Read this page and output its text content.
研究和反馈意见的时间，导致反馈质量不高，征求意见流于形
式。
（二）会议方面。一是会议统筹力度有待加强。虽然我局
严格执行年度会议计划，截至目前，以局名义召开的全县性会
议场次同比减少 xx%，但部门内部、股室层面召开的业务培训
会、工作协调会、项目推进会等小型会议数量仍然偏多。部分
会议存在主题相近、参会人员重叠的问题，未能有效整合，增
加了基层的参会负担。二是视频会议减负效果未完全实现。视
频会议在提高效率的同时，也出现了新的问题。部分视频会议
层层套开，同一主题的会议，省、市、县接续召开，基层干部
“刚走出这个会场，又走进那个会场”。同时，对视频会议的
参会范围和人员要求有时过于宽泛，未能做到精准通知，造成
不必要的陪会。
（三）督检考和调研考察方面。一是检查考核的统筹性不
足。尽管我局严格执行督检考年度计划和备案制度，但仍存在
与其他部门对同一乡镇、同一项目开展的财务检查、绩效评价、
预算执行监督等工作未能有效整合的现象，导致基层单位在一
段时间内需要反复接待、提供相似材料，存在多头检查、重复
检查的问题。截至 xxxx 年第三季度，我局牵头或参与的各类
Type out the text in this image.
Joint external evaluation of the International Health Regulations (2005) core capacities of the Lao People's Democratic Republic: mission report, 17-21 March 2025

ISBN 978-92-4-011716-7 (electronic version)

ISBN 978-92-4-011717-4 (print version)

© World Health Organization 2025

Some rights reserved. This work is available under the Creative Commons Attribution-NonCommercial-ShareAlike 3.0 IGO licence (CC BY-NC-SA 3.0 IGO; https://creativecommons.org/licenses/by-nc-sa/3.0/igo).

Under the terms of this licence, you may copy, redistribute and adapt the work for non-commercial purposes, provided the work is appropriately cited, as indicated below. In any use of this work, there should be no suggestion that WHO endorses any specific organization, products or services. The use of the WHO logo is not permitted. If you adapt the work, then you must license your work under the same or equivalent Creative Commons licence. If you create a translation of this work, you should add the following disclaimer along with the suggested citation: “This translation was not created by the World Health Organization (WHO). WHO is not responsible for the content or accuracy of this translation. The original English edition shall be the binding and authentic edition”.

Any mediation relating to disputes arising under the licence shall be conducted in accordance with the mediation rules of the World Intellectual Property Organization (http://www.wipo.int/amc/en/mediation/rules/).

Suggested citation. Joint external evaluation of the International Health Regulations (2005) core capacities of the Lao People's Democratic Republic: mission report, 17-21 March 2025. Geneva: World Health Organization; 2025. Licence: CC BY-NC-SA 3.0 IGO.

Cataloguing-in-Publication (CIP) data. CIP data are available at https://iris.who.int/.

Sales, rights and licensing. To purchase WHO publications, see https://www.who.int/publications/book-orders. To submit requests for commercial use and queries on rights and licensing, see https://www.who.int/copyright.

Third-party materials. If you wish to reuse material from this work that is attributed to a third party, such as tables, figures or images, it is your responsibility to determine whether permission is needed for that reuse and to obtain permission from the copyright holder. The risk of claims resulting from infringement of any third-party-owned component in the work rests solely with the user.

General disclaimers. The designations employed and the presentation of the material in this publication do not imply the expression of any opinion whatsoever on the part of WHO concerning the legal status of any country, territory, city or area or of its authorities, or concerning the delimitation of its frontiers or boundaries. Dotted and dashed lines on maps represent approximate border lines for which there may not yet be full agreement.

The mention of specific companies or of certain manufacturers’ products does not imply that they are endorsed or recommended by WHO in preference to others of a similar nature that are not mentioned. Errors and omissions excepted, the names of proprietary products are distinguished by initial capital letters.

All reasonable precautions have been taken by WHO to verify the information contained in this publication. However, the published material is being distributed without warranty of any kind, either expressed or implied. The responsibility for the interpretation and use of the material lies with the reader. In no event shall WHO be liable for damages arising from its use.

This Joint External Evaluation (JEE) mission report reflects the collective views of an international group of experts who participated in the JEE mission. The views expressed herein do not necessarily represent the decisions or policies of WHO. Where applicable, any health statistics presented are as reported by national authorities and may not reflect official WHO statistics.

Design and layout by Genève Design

• **WHAT NEEDS TO BE DONE**
Make an exact copy of the data above.

• **THE RESULT**
Read this page and output its text content.
研究和反馈意见的时间，导致反馈质量不高，征求意见流于形
式。
（二）会议方面。一是会议统筹力度有待加强。虽然我局
严格执行年度会议计划，截至目前，以局名义召开的全县性会
议场次同比减少 xx%，但部门内部、股室层面召开的业务培训
会、工作协调会、项目推进会等小型会议数量仍然偏多。部分
会议存在主题相近、参会人员重叠的问题，未能有效整合，增
加了基层的参会负担。二是视频会议减负效果未完全实现。视
频会议在提高效率的同时，也出现了新的问题。部分视频会议
层层套开，同一主题的会议，省、市、县接续召开，基层干部
“刚走出这个会场，又走进那个会场”。同时，对视频会议的
参会范围和人员要求有时过于宽泛，未能做到精准通知，造成
不必要的陪会。
（三）督检考和调研考察方面。一是检查考核的统筹性不
足。尽管我局严格执行督检考年度计划和备案制度，但仍存在
与其他部门对同一乡镇、同一项目开展的财务检查、绩效评价、
预算执行监督等工作未能有效整合的现象，导致基层单位在一
段时间内需要反复接待、提供相似材料，存在多头检查、重复
检查的问题。截至 xxxx 年第三季度，我局牵头或参与的各类
Type out the text in this image.
Joint external evaluation of the International Health Regulations (2005) core capacities of the Lao People's Democratic Republic: mission report, 17-21 March 2025

ISBN 978-92-4-011716-7 (electronic version)

ISBN 978-92-4-011717-4 (print version)

© World Health Organization 2025

Some rights reserved. This work is available under the Creative Commons Attribution-NonCommercial-ShareAlike 3.0 IGO licence (CC BY-NC-SA 3.0 IGO; https://creativecommons.org/licenses/by-nc-sa/3.0/igo).

Under the terms of this licence, you may copy, redistribute and adapt the work for non-commercial purposes, provided the work is appropriately cited, as indicated below. In any use of this work, there should be no suggestion that WHO endorses any specific organization, products or services. The use of the WHO logo is not permitted. If you adapt the work, then you must license your work under the same or equivalent Creative Commons licence. If you create a translation of this work, you should add the following disclaimer along with the suggested citation: “This translation was not created by the World Health Organization (WHO). WHO is not responsible for the content or accuracy of this translation. The original English edition shall be the binding and authentic edition”.

Any mediation relating to disputes arising under the licence shall be conducted in accordance with the mediation rules of the World Intellectual Property Organization (http://www.wipo.int/amc/en/mediation/rules/).

Suggested citation. Joint external evaluation of the International Health Regulations (2005) core capacities of the Lao People's Democratic Republic: mission report, 17-21 March 2025. Geneva: World Health Organization; 2025. Licence: CC BY-NC-SA 3.0 IGO.

Cataloguing-in-Publication (CIP) data. CIP data are available at https://iris.who.int/.

Sales, rights and licensing. To purchase WHO publications, see https://www.who.int/publications/book-orders. To submit requests for commercial use and queries on rights and licensing, see https://www.who.int/copyright.

Third-party materials. If you wish to reuse material from this work that is attributed to a third party, such as tables, figures or images, it is your responsibility to determine whether permission is needed for that reuse and to obtain permission from the copyright holder. The risk of claims resulting from infringement of any third-party-owned component in the work rests solely with the user.

General disclaimers. The designations employed and the presentation of the material in this publication do not imply the expression of any opinion whatsoever on the part of WHO concerning the legal status of any country, territory, city or area or of its authorities, or concerning the delimitation of its frontiers or boundaries. Dotted and dashed lines on maps represent approximate border lines for which there may not yet be full agreement.

The mention of specific companies or of certain manufacturers’ products does not imply that they are endorsed or recommended by WHO in preference to others of a similar nature that are not mentioned. Errors and omissions excepted, the names of proprietary products are distinguished by initial capital letters.

All reasonable precautions have been taken by WHO to verify the information contained in this publication. However, the published material is being distributed without warranty of any kind, either expressed or implied. The responsibility for the interpretation and use of the material lies with the reader. In no event shall WHO be liable for damages arising from its use.

This Joint External Evaluation (JEE) mission report reflects the collective views of an international group of experts who participated in the JEE mission. The views expressed herein do not necessarily represent the decisions or policies of WHO. Where applicable, any health statistics presented are as reported by national authorities and may not reflect official WHO statistics.

Design and layout by Genève Design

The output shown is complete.